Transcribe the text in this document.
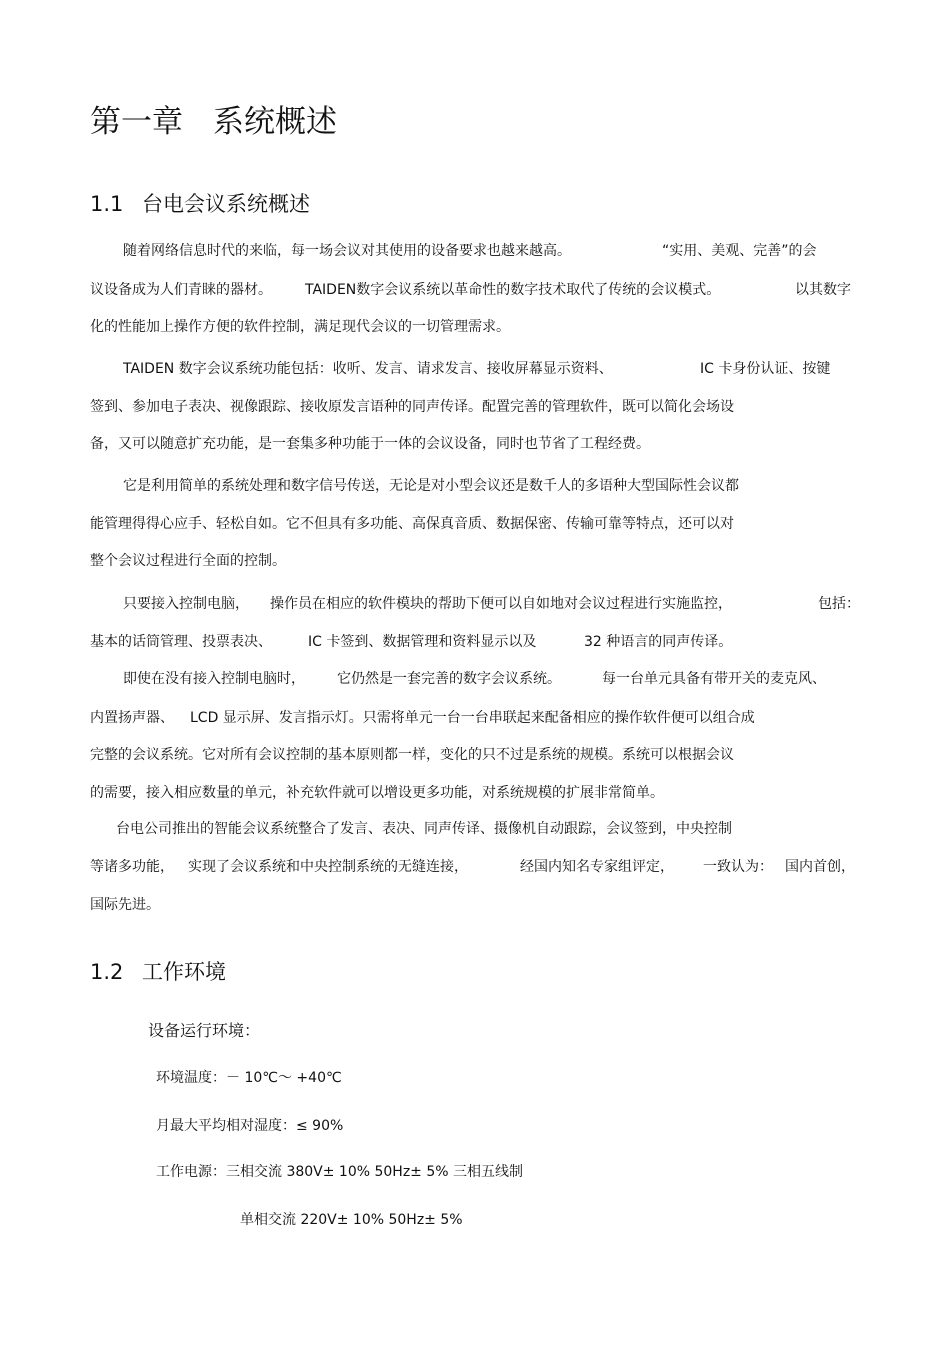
第一章 系统概述
1.1 台电会议系统概述
随着网络信息时代的来临，每一场会议对其使用的设备要求也越来越高。	“实用、美观、完善”的会
议设备成为人们青睐的器材。 TAIDEN数字会议系统以革命性的数字技术取代了传统的会议模式。	以其数字
化的性能加上操作方便的软件控制，满足现代会议的一切管理需求。
TAIDEN 数字会议系统功能包括：收听、发言、请求发言、接收屏幕显示资料、	IC 卡身份认证、按键
签到、参加电子表决、视像跟踪、接收原发言语种的同声传译。配置完善的管理软件，既可以简化会场设
备，又可以随意扩充功能，是一套集多种功能于一体的会议设备，同时也节省了工程经费。
它是利用简单的系统处理和数字信号传送，无论是对小型会议还是数千人的多语种大型国际性会议都
能管理得得心应手、轻松自如。它不但具有多功能、高保真音质、数据保密、传输可靠等特点，还可以对
整个会议过程进行全面的控制。
只要接入控制电脑， 操作员在相应的软件模块的帮助下便可以自如地对会议过程进行实施监控，	包括：
基本的话筒管理、投票表决、	IC 卡签到、数据管理和资料显示以及	32 种语言的同声传译。
即使在没有接入控制电脑时， 它仍然是一套完善的数字会议系统。	每一台单元具备有带开关的麦克风、
内置扬声器、 LCD 显示屏、发言指示灯。只需将单元一台一台串联起来配备相应的操作软件便可以组合成
完整的会议系统。它对所有会议控制的基本原则都一样，变化的只不过是系统的规模。系统可以根据会议
的需要，接入相应数量的单元，补充软件就可以增设更多功能，对系统规模的扩展非常简单。
台电公司推出的智能会议系统整合了发言、表决、同声传译、摄像机自动跟踪，会议签到，中央控制
等诸多功能， 实现了会议系统和中央控制系统的无缝连接，	经国内知名专家组评定， 一致认为： 国内首创，
国际先进。
1.2 工作环境
设备运行环境：
环境温度：－ 10℃～ +40℃
月最大平均相对湿度：≤ 90%
工作电源：三相交流 380V± 10% 50Hz± 5% 三相五线制
单相交流 220V± 10% 50Hz± 5%
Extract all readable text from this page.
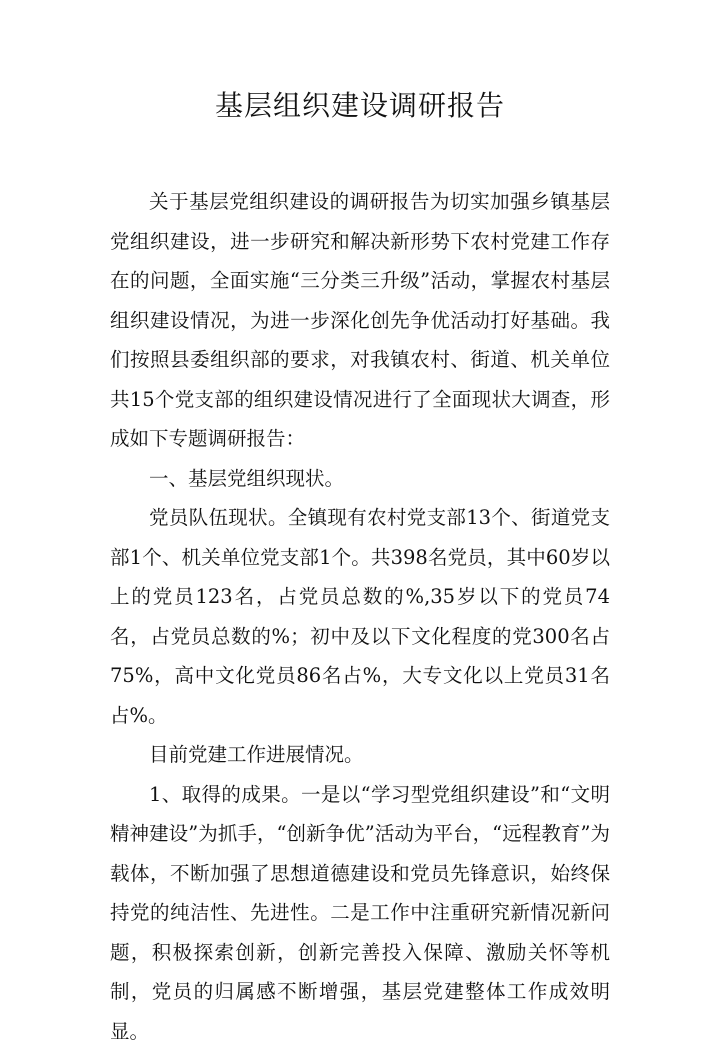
基层组织建设调研报告

关于基层党组织建设的调研报告为切实加强乡镇基层党组织建设，进一步研究和解决新形势下农村党建工作存在的问题，全面实施“三分类三升级”活动，掌握农村基层组织建设情况，为进一步深化创先争优活动打好基础。我们按照县委组织部的要求，对我镇农村、街道、机关单位共15个党支部的组织建设情况进行了全面现状大调查，形成如下专题调研报告：

一、基层党组织现状。

党员队伍现状。全镇现有农村党支部13个、街道党支部1个、机关单位党支部1个。共398名党员，其中60岁以上的党员123名，占党员总数的%,35岁以下的党员74名，占党员总数的%；初中及以下文化程度的党300名占75%，高中文化党员86名占%，大专文化以上党员31名占%。

目前党建工作进展情况。

1、取得的成果。一是以“学习型党组织建设”和“文明精神建设”为抓手，“创新争优”活动为平台，“远程教育”为载体，不断加强了思想道德建设和党员先锋意识，始终保持党的纯洁性、先进性。二是工作中注重研究新情况新问题，积极探索创新，创新完善投入保障、激励关怀等机制，党员的归属感不断增强，基层党建整体工作成效明显。
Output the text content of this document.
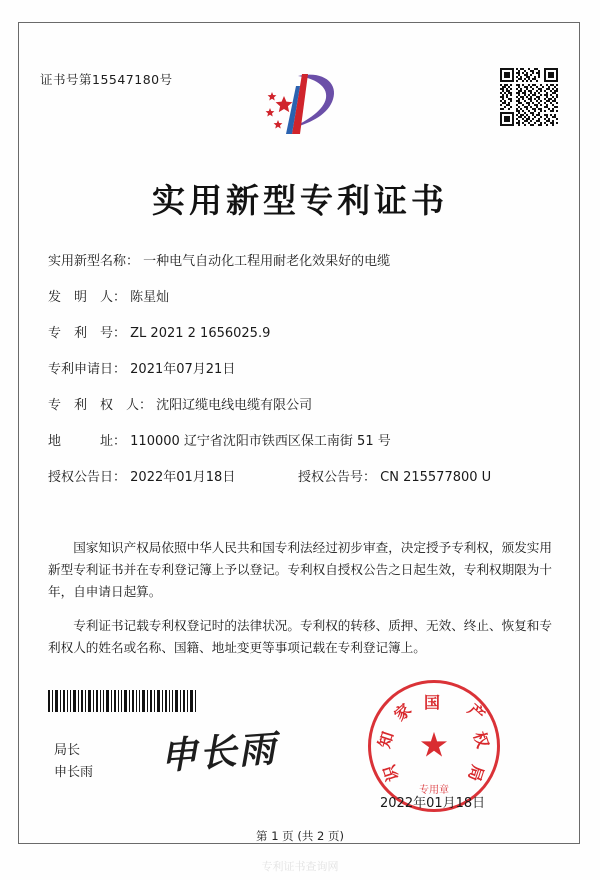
证书号第15547180号
实用新型专利证书
实用新型名称： 一种电气自动化工程用耐老化效果好的电缆
发　明　人： 陈星灿
专　利　号： ZL 2021 2 1656025.9
专利申请日： 2021年07月21日
专　利　权　人： 沈阳辽缆电线电缆有限公司
地　　　址： 110000 辽宁省沈阳市铁西区保工南街 51 号
授权公告日： 2022年01月18日	授权公告号： CN 215577800 U

国家知识产权局依照中华人民共和国专利法经过初步审查，决定授予专利权，颁发实用新型专利证书并在专利登记簿上予以登记。专利权自授权公告之日起生效，专利权期限为十年，自申请日起算。

专利证书记载专利权登记时的法律状况。专利权的转移、质押、无效、终止、恢复和专利权人的姓名或名称、国籍、地址变更等事项记载在专利登记簿上。

局长
申长雨 申长雨	★
国
家
知
识
产
权
局
专用章
2022年01月18日
第 1 页 (共 2 页)
专利证书查询网
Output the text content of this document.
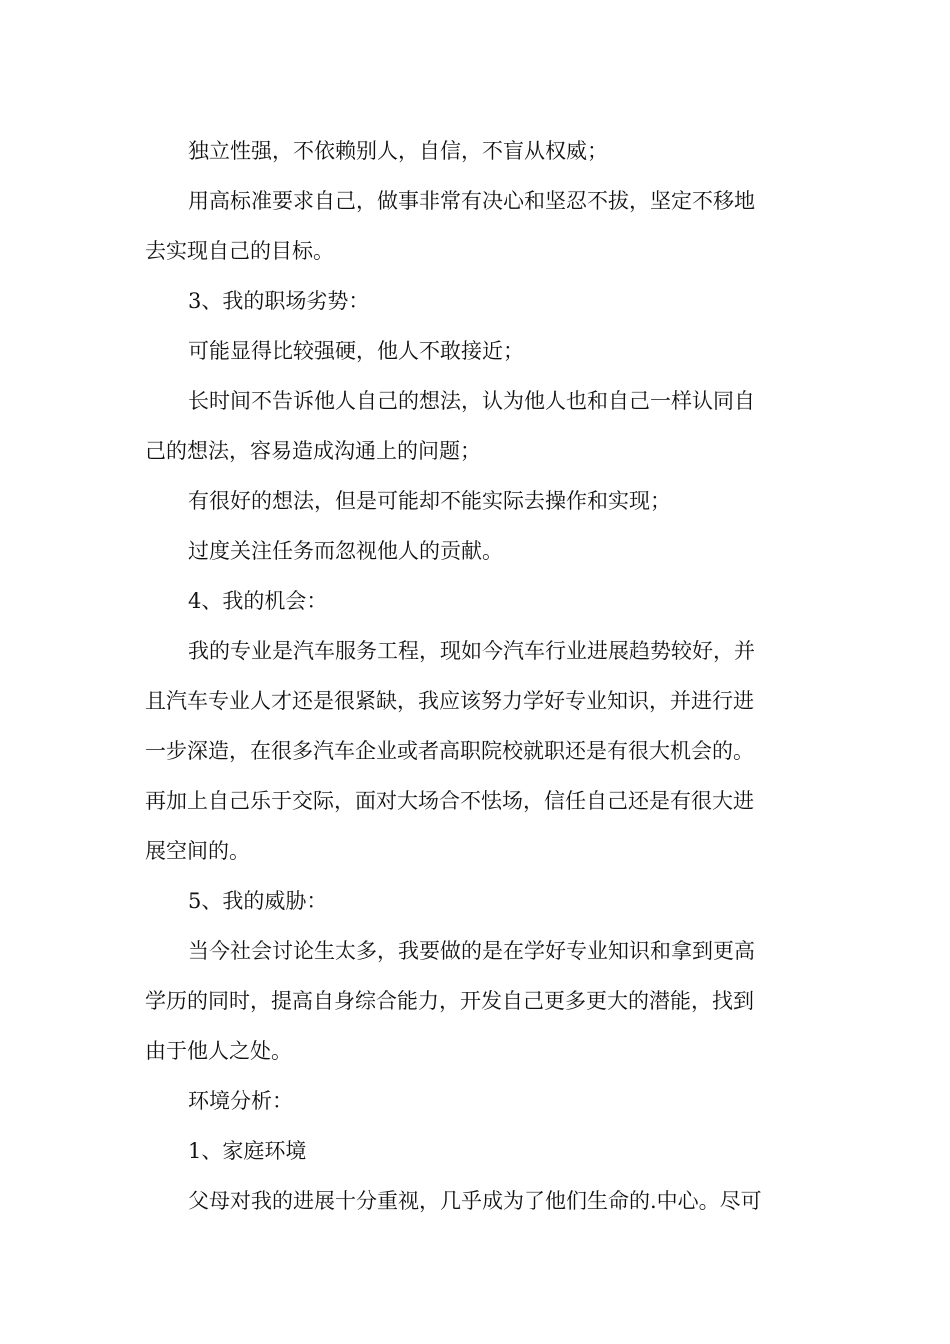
独立性强，不依赖别人，自信，不盲从权威；
用高标准要求自己，做事非常有决心和坚忍不拔，坚定不移地
去实现自己的目标。
3、我的职场劣势：
可能显得比较强硬，他人不敢接近；
长时间不告诉他人自己的想法，认为他人也和自己一样认同自
己的想法，容易造成沟通上的问题；
有很好的想法，但是可能却不能实际去操作和实现；
过度关注任务而忽视他人的贡献。
4、我的机会：
我的专业是汽车服务工程，现如今汽车行业进展趋势较好，并
且汽车专业人才还是很紧缺，我应该努力学好专业知识，并进行进
一步深造，在很多汽车企业或者高职院校就职还是有很大机会的。
再加上自己乐于交际，面对大场合不怯场，信任自己还是有很大进
展空间的。
5、我的威胁：
当今社会讨论生太多，我要做的是在学好专业知识和拿到更高
学历的同时，提高自身综合能力，开发自己更多更大的潜能，找到
由于他人之处。
环境分析：
1、家庭环境
父母对我的进展十分重视，几乎成为了他们生命的.中心。尽可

▸ WHAT IS ASKED:
Retype each entry precisely. Skip images entirely.

▸ WRITTEN SOLUTION:
Transcribe the text in this document.
第一章 系统概述
1.1 台电会议系统概述
随着网络信息时代的来临，每一场会议对其使用的设备要求也越来越高。	“实用、美观、完善”的会
议设备成为人们青睐的器材。 TAIDEN数字会议系统以革命性的数字技术取代了传统的会议模式。	以其数字
化的性能加上操作方便的软件控制，满足现代会议的一切管理需求。
TAIDEN 数字会议系统功能包括：收听、发言、请求发言、接收屏幕显示资料、	IC 卡身份认证、按键
签到、参加电子表决、视像跟踪、接收原发言语种的同声传译。配置完善的管理软件，既可以简化会场设
备，又可以随意扩充功能，是一套集多种功能于一体的会议设备，同时也节省了工程经费。
它是利用简单的系统处理和数字信号传送，无论是对小型会议还是数千人的多语种大型国际性会议都
能管理得得心应手、轻松自如。它不但具有多功能、高保真音质、数据保密、传输可靠等特点，还可以对
整个会议过程进行全面的控制。
只要接入控制电脑， 操作员在相应的软件模块的帮助下便可以自如地对会议过程进行实施监控，	包括：
基本的话筒管理、投票表决、	IC 卡签到、数据管理和资料显示以及	32 种语言的同声传译。
即使在没有接入控制电脑时， 它仍然是一套完善的数字会议系统。	每一台单元具备有带开关的麦克风、
内置扬声器、 LCD 显示屏、发言指示灯。只需将单元一台一台串联起来配备相应的操作软件便可以组合成
完整的会议系统。它对所有会议控制的基本原则都一样，变化的只不过是系统的规模。系统可以根据会议
的需要，接入相应数量的单元，补充软件就可以增设更多功能，对系统规模的扩展非常简单。
台电公司推出的智能会议系统整合了发言、表决、同声传译、摄像机自动跟踪，会议签到，中央控制
等诸多功能， 实现了会议系统和中央控制系统的无缝连接，	经国内知名专家组评定， 一致认为： 国内首创，
国际先进。
1.2 工作环境
设备运行环境：
环境温度：－ 10℃～ +40℃
月最大平均相对湿度：≤ 90%
工作电源：三相交流 380V± 10% 50Hz± 5% 三相五线制
单相交流 220V± 10% 50Hz± 5%
Extract all readable text from this page.
基层组织建设调研报告

关于基层党组织建设的调研报告为切实加强乡镇基层党组织建设，进一步研究和解决新形势下农村党建工作存在的问题，全面实施“三分类三升级”活动，掌握农村基层组织建设情况，为进一步深化创先争优活动打好基础。我们按照县委组织部的要求，对我镇农村、街道、机关单位共15个党支部的组织建设情况进行了全面现状大调查，形成如下专题调研报告：

一、基层党组织现状。

党员队伍现状。全镇现有农村党支部13个、街道党支部1个、机关单位党支部1个。共398名党员，其中60岁以上的党员123名，占党员总数的%,35岁以下的党员74名，占党员总数的%；初中及以下文化程度的党300名占75%，高中文化党员86名占%，大专文化以上党员31名占%。

目前党建工作进展情况。

1、取得的成果。一是以“学习型党组织建设”和“文明精神建设”为抓手，“创新争优”活动为平台，“远程教育”为载体，不断加强了思想道德建设和党员先锋意识，始终保持党的纯洁性、先进性。二是工作中注重研究新情况新问题，积极探索创新，创新完善投入保障、激励关怀等机制，党员的归属感不断增强，基层党建整体工作成效明显。
Output the text content of this document.
证书号第15547180号
实用新型专利证书
实用新型名称： 一种电气自动化工程用耐老化效果好的电缆
发　明　人： 陈星灿
专　利　号： ZL 2021 2 1656025.9
专利申请日： 2021年07月21日
专　利　权　人： 沈阳辽缆电线电缆有限公司
地　　　址： 110000 辽宁省沈阳市铁西区保工南街 51 号
授权公告日： 2022年01月18日	授权公告号： CN 215577800 U

国家知识产权局依照中华人民共和国专利法经过初步审查，决定授予专利权，颁发实用新型专利证书并在专利登记簿上予以登记。专利权自授权公告之日起生效，专利权期限为十年，自申请日起算。

专利证书记载专利权登记时的法律状况。专利权的转移、质押、无效、终止、恢复和专利权人的姓名或名称、国籍、地址变更等事项记载在专利登记簿上。

局长
申长雨 申长雨	★
国
家
知
识
产
权
局
专用章
2022年01月18日
第 1 页 (共 2 页)
专利证书查询网
Output the text content of this document.
独立性强，不依赖别人，自信，不盲从权威；
用高标准要求自己，做事非常有决心和坚忍不拔，坚定不移地
去实现自己的目标。
3、我的职场劣势：
可能显得比较强硬，他人不敢接近；
长时间不告诉他人自己的想法，认为他人也和自己一样认同自
己的想法，容易造成沟通上的问题；
有很好的想法，但是可能却不能实际去操作和实现；
过度关注任务而忽视他人的贡献。
4、我的机会：
我的专业是汽车服务工程，现如今汽车行业进展趋势较好，并
且汽车专业人才还是很紧缺，我应该努力学好专业知识，并进行进
一步深造，在很多汽车企业或者高职院校就职还是有很大机会的。
再加上自己乐于交际，面对大场合不怯场，信任自己还是有很大进
展空间的。
5、我的威胁：
当今社会讨论生太多，我要做的是在学好专业知识和拿到更高
学历的同时，提高自身综合能力，开发自己更多更大的潜能，找到
由于他人之处。
环境分析：
1、家庭环境
父母对我的进展十分重视，几乎成为了他们生命的.中心。尽可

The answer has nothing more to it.